__BRIEF__. Copy each line of the records that contains the word "marker".

__WORKING DATA__.
□ □ □ □ □ □ □
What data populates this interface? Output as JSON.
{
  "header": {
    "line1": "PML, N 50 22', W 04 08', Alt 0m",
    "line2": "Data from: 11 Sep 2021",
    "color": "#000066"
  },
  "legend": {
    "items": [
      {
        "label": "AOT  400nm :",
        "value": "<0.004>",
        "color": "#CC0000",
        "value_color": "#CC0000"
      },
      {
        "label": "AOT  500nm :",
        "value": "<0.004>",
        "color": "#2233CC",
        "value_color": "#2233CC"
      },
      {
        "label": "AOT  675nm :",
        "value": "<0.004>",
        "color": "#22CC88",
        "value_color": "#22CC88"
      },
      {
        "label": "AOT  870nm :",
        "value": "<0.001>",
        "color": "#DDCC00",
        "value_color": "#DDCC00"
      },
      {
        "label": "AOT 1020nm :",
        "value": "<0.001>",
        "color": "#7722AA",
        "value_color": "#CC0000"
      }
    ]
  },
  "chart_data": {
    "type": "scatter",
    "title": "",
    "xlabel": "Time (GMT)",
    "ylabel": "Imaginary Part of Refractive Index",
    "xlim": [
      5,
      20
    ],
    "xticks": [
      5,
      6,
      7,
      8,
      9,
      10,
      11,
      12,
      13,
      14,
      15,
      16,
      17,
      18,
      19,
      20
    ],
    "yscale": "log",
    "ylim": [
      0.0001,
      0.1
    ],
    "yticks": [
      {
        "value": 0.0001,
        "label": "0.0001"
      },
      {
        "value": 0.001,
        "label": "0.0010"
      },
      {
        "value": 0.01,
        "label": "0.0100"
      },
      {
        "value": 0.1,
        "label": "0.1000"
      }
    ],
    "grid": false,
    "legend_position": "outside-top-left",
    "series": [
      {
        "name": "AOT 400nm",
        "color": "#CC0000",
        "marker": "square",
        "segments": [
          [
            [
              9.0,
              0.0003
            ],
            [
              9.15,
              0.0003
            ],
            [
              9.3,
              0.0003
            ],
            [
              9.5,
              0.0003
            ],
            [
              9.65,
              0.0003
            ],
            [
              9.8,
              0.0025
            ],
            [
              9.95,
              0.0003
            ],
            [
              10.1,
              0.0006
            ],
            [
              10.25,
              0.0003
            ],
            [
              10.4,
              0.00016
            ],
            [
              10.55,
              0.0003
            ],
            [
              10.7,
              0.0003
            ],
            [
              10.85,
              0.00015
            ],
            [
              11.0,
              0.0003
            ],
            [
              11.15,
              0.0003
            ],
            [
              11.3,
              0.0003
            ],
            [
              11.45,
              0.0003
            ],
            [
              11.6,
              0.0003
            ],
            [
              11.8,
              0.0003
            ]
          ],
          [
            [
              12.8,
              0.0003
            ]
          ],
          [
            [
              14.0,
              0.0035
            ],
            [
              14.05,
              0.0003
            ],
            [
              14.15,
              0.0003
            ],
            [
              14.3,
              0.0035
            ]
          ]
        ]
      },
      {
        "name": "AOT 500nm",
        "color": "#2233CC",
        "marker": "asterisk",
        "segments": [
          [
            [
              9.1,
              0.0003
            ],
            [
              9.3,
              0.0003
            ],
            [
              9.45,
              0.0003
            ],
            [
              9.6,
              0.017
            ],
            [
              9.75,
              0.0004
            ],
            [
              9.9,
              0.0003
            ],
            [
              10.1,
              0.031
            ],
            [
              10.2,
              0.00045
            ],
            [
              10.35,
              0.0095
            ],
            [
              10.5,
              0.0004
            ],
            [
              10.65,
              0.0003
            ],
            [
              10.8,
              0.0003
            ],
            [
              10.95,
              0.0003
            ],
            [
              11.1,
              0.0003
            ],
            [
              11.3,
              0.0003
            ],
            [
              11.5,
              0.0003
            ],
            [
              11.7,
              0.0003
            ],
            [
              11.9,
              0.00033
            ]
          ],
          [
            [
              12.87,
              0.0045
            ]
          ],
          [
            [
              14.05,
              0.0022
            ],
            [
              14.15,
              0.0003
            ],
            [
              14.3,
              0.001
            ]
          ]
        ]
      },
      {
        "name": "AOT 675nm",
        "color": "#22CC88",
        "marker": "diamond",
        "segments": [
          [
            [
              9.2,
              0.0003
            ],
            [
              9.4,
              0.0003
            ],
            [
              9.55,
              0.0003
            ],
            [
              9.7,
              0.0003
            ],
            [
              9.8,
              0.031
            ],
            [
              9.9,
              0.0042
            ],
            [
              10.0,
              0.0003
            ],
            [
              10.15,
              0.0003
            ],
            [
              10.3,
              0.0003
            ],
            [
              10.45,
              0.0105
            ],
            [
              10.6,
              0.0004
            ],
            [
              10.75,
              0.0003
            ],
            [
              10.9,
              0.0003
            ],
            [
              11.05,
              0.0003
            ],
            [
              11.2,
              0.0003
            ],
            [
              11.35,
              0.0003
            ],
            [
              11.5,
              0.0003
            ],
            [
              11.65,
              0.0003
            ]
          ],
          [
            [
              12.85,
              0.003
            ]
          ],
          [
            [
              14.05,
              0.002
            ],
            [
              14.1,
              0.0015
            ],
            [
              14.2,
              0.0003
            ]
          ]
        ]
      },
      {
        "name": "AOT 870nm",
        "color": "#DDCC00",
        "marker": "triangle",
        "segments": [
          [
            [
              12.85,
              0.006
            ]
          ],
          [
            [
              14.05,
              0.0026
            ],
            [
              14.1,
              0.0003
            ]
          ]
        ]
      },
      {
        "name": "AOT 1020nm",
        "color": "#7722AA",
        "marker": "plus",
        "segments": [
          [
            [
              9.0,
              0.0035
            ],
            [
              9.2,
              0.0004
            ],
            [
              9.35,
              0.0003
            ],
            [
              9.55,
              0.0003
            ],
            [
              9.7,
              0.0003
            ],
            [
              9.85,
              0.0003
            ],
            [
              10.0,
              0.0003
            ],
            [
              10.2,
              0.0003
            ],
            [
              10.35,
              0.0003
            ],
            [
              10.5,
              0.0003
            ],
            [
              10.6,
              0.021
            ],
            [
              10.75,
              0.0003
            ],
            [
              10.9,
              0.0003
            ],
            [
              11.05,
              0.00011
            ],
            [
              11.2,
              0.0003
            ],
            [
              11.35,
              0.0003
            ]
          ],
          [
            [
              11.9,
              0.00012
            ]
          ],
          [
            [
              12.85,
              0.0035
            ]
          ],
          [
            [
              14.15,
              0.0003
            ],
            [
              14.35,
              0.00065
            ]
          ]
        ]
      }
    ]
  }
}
□ □ □ □ □ □ □
__EXERCISE RESULT__.
        "marker": "square",
        "marker": "asterisk",
        "marker": "diamond",
        "marker": "triangle",
        "marker": "plus",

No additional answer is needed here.